* [Dataset]
--- begin ---
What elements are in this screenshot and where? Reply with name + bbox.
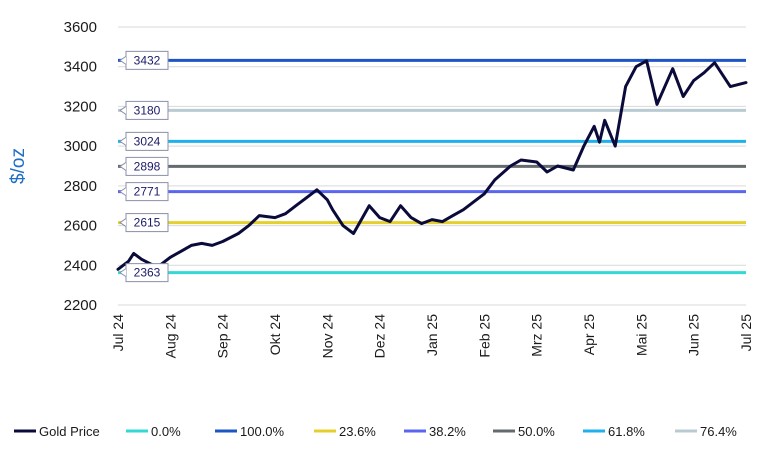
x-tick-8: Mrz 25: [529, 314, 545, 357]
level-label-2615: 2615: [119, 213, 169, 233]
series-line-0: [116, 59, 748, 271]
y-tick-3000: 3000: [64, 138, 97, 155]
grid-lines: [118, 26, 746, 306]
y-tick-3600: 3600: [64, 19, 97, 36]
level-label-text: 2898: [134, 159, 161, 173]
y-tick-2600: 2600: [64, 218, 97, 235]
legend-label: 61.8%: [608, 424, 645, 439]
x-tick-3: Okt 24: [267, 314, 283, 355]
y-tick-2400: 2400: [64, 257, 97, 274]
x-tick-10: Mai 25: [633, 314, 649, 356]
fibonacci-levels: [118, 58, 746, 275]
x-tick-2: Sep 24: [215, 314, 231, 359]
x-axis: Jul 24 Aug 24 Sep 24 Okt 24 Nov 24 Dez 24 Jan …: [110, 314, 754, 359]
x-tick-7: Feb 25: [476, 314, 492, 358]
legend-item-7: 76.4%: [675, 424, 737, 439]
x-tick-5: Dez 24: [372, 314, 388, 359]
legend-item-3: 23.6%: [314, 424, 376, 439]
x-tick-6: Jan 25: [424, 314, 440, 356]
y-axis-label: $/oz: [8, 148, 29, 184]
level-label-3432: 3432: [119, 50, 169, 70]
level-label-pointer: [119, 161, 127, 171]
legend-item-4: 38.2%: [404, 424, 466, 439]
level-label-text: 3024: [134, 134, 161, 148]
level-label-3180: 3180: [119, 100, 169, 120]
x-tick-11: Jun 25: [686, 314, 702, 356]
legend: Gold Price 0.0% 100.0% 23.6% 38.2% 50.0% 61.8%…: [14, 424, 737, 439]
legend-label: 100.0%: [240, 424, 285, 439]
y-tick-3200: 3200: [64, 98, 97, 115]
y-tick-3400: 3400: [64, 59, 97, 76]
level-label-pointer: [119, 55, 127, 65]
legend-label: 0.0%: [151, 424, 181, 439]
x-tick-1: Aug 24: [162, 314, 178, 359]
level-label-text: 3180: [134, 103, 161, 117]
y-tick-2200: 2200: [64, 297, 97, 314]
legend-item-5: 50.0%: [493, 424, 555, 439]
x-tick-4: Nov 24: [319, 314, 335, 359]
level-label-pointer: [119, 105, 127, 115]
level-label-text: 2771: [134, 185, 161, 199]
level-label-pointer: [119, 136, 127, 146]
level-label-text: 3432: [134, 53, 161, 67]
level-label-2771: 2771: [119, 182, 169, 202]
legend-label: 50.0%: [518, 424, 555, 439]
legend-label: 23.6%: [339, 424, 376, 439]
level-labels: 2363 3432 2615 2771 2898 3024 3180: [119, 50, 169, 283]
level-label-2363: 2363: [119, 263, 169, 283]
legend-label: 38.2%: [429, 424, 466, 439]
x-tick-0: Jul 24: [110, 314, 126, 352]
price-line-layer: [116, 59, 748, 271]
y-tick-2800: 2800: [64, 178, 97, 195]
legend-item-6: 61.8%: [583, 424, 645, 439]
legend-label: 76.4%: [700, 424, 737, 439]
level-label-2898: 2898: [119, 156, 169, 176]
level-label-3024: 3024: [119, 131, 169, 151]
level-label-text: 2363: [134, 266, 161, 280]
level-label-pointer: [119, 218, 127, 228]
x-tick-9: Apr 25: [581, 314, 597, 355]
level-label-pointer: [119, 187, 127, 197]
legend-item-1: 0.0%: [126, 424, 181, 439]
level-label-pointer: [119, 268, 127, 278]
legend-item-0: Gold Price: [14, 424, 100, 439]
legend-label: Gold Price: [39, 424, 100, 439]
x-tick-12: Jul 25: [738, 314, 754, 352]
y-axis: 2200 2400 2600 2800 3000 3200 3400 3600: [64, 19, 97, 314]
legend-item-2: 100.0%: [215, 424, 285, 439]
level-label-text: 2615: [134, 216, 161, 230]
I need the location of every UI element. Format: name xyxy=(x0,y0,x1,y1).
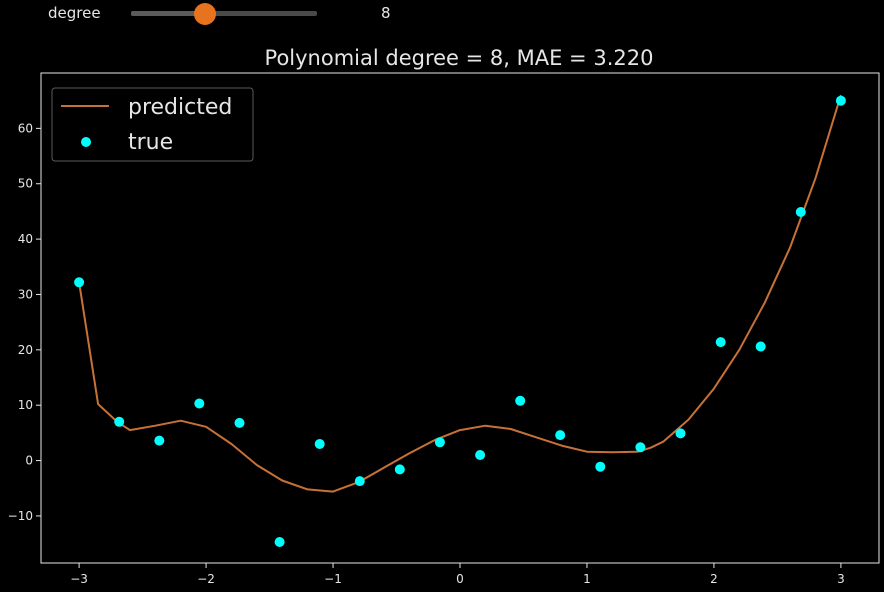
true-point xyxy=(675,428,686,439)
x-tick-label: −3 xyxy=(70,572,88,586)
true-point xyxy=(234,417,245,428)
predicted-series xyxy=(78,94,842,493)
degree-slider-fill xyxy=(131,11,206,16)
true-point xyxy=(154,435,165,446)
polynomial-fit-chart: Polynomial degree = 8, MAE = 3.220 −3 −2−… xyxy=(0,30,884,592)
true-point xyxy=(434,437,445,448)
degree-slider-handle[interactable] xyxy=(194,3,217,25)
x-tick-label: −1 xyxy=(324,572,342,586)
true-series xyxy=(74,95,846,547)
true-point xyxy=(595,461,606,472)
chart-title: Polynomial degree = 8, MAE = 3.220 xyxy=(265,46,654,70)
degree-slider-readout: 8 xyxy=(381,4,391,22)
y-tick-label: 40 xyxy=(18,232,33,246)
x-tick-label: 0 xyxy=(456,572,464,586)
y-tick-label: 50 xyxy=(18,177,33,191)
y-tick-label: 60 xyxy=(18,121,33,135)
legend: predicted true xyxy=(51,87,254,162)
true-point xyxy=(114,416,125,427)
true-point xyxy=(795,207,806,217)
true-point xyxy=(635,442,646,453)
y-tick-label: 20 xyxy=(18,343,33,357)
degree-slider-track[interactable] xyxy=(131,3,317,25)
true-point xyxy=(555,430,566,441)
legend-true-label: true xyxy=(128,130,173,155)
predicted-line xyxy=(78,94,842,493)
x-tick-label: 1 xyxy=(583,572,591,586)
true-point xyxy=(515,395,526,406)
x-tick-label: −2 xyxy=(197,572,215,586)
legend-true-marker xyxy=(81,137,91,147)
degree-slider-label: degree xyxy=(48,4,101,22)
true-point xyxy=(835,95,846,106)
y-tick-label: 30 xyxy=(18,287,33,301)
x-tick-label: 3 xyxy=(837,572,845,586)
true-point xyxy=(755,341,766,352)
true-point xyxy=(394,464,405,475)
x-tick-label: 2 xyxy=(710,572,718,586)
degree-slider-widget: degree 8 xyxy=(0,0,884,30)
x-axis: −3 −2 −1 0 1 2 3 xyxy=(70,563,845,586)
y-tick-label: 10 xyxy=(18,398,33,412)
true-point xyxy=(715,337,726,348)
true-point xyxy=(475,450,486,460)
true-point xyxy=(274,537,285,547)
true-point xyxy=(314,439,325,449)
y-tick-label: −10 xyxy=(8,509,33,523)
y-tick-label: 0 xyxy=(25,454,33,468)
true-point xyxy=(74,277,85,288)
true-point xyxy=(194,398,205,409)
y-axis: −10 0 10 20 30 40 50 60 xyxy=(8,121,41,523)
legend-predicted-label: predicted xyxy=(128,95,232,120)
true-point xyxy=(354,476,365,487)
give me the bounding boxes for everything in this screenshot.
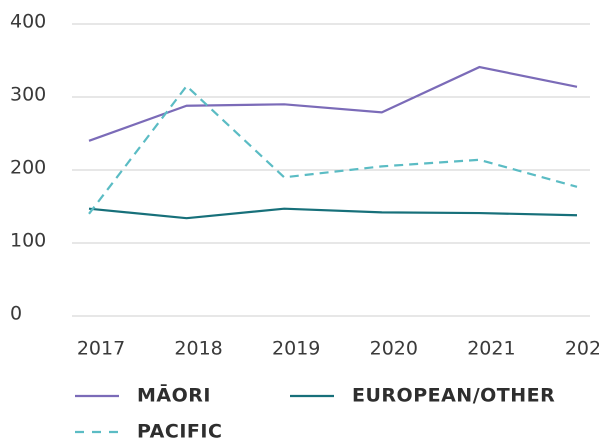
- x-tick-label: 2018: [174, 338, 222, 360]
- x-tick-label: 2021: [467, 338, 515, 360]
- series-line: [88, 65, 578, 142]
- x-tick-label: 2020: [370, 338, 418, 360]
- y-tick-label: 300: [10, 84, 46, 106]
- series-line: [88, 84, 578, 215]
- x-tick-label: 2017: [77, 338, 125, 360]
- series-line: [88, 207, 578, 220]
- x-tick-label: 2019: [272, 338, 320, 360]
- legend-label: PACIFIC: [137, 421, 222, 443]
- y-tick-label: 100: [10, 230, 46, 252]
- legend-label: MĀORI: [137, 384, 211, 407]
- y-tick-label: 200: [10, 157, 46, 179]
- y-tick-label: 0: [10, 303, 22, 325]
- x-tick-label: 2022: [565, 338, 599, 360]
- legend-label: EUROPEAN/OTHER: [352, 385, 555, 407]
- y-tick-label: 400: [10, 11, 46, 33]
--- end ---
* [Stated problem] Reproduce the portion of the entries that opens with the line containing "- x-tick-label: 2018: [174, 338, 222, 360]" and continues through the end of the entries, with both ends included.

* [Correct answer]
- x-tick-label: 2018: [174, 338, 222, 360]
- x-tick-label: 2021: [467, 338, 515, 360]
- series-line: [88, 65, 578, 142]
- x-tick-label: 2020: [370, 338, 418, 360]
- y-tick-label: 300: [10, 84, 46, 106]
- series-line: [88, 84, 578, 215]
- x-tick-label: 2017: [77, 338, 125, 360]
- series-line: [88, 207, 578, 220]
- x-tick-label: 2019: [272, 338, 320, 360]
- legend-label: PACIFIC: [137, 421, 222, 443]
- y-tick-label: 100: [10, 230, 46, 252]
- legend-label: MĀORI: [137, 384, 211, 407]
- y-tick-label: 200: [10, 157, 46, 179]
- y-tick-label: 0: [10, 303, 22, 325]
- x-tick-label: 2022: [565, 338, 599, 360]
- legend-label: EUROPEAN/OTHER: [352, 385, 555, 407]
- y-tick-label: 400: [10, 11, 46, 33]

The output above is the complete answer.